EXERCISE:
Search the listing for "又是一年毕业季" and copy every line where it appears.

DATA LISTING:
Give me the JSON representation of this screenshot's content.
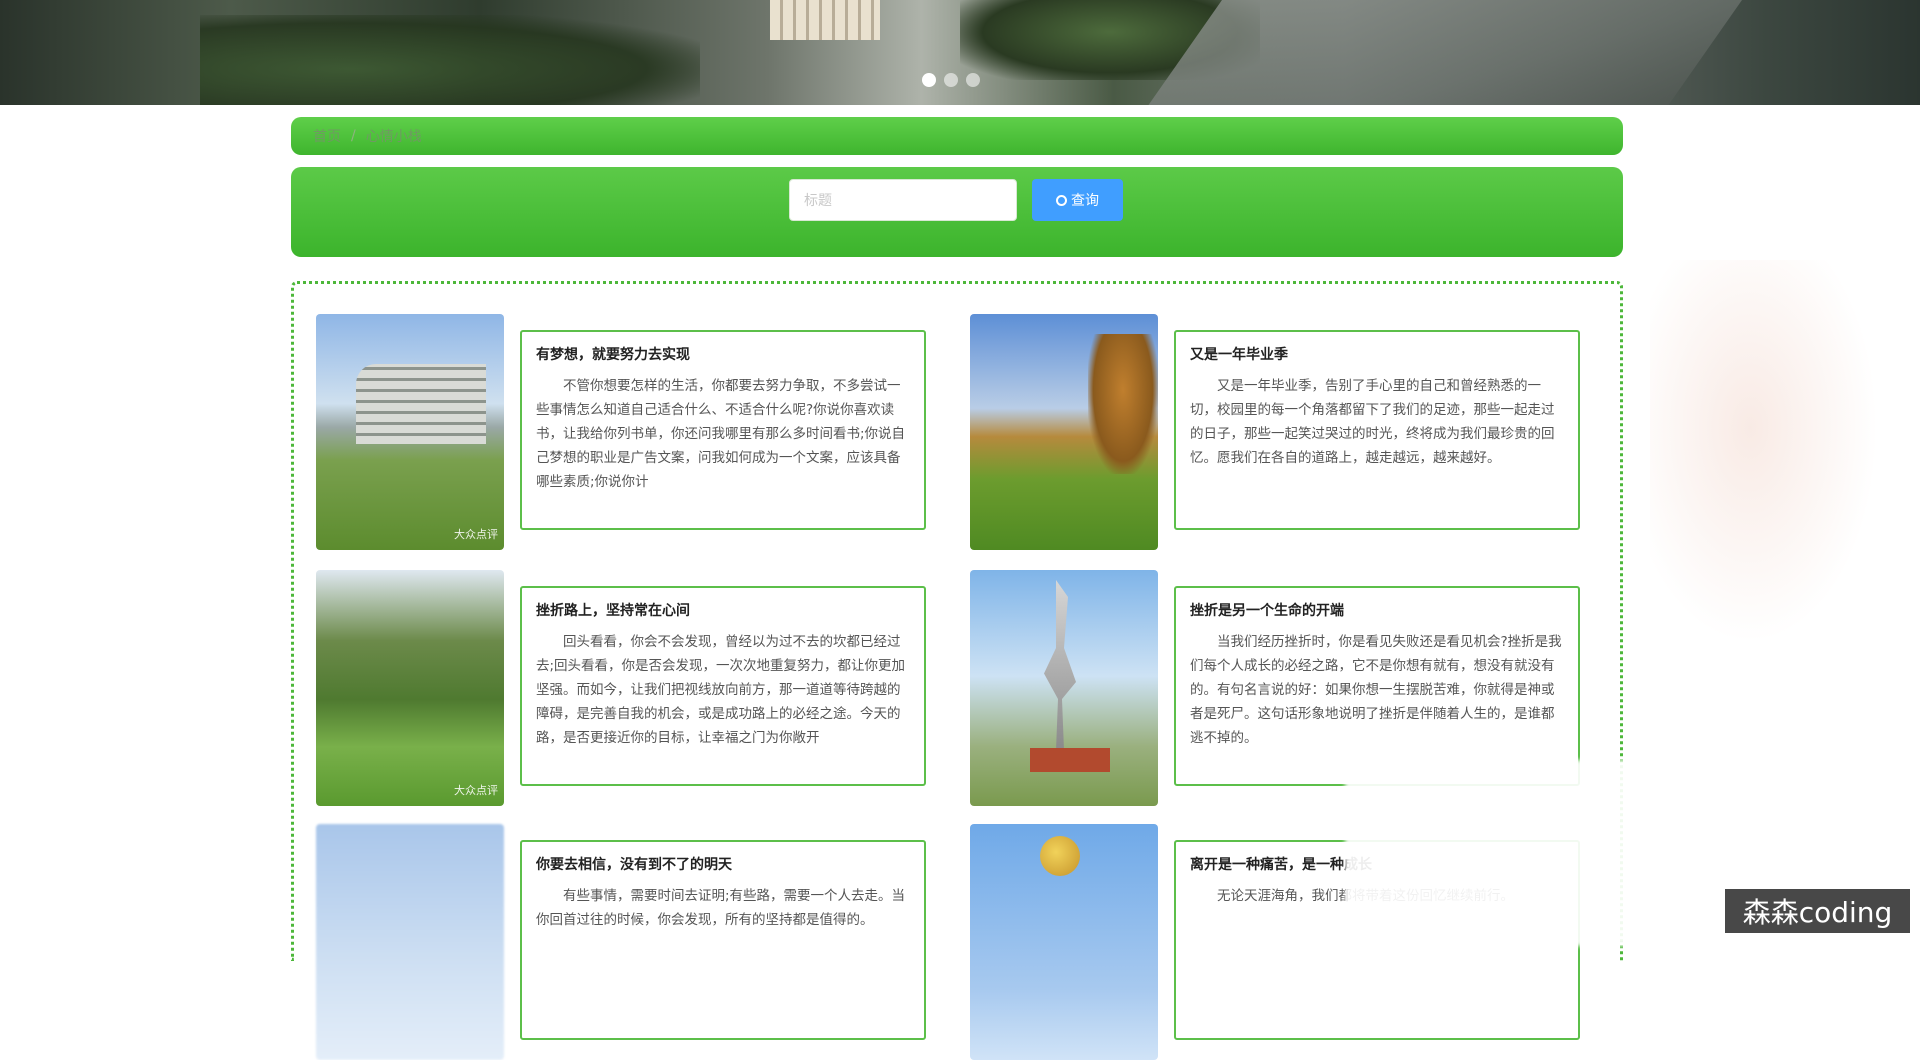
{
  "carousel": {
    "dot_count": 3,
    "active_index": 0
  },
  "breadcrumb": {
    "home": "首页",
    "separator": "/",
    "current": "心情小栈"
  },
  "search": {
    "placeholder": "标题",
    "value": "",
    "button_label": "查询"
  },
  "articles": [
    {
      "title": "有梦想，就要努力去实现",
      "excerpt": "不管你想要怎样的生活，你都要去努力争取，不多尝试一些事情怎么知道自己适合什么、不适合什么呢?你说你喜欢读书，让我给你列书单，你还问我哪里有那么多时间看书;你说自己梦想的职业是广告文案，问我如何成为一个文案，应该具备哪些素质;你说你计",
      "image_watermark": "大众点评"
    },
    {
      "title": "又是一年毕业季",
      "excerpt": "又是一年毕业季，告别了手心里的自己和曾经熟悉的一切，校园里的每一个角落都留下了我们的足迹，那些一起走过的日子，那些一起笑过哭过的时光，终将成为我们最珍贵的回忆。愿我们在各自的道路上，越走越远，越来越好。",
      "image_watermark": ""
    },
    {
      "title": "挫折路上，坚持常在心间",
      "excerpt": "回头看看，你会不会发现，曾经以为过不去的坎都已经过去;回头看看，你是否会发现，一次次地重复努力，都让你更加坚强。而如今，让我们把视线放向前方，那一道道等待跨越的障碍，是完善自我的机会，或是成功路上的必经之途。今天的路，是否更接近你的目标，让幸福之门为你敞开",
      "image_watermark": "大众点评"
    },
    {
      "title": "挫折是另一个生命的开端",
      "excerpt": "当我们经历挫折时，你是看见失败还是看见机会?挫折是我们每个人成长的必经之路，它不是你想有就有，想没有就没有的。有句名言说的好：如果你想一生摆脱苦难，你就得是神或者是死尸。这句话形象地说明了挫折是伴随着人生的，是谁都逃不掉的。",
      "image_watermark": ""
    },
    {
      "title": "你要去相信，没有到不了的明天",
      "excerpt": "有些事情，需要时间去证明;有些路，需要一个人去走。当你回首过往的时候，你会发现，所有的坚持都是值得的。",
      "image_watermark": ""
    },
    {
      "title": "离开是一种痛苦，是一种成长",
      "excerpt": "无论天涯海角，我们都将带着这份回忆继续前行。",
      "image_watermark": ""
    }
  ],
  "corner_badge": "森森coding"
}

ANSWER FOR THIS EXERCISE:
      "title": "又是一年毕业季",
      "excerpt": "又是一年毕业季，告别了手心里的自己和曾经熟悉的一切，校园里的每一个角落都留下了我们的足迹，那些一起走过的日子，那些一起笑过哭过的时光，终将成为我们最珍贵的回忆。愿我们在各自的道路上，越走越远，越来越好。",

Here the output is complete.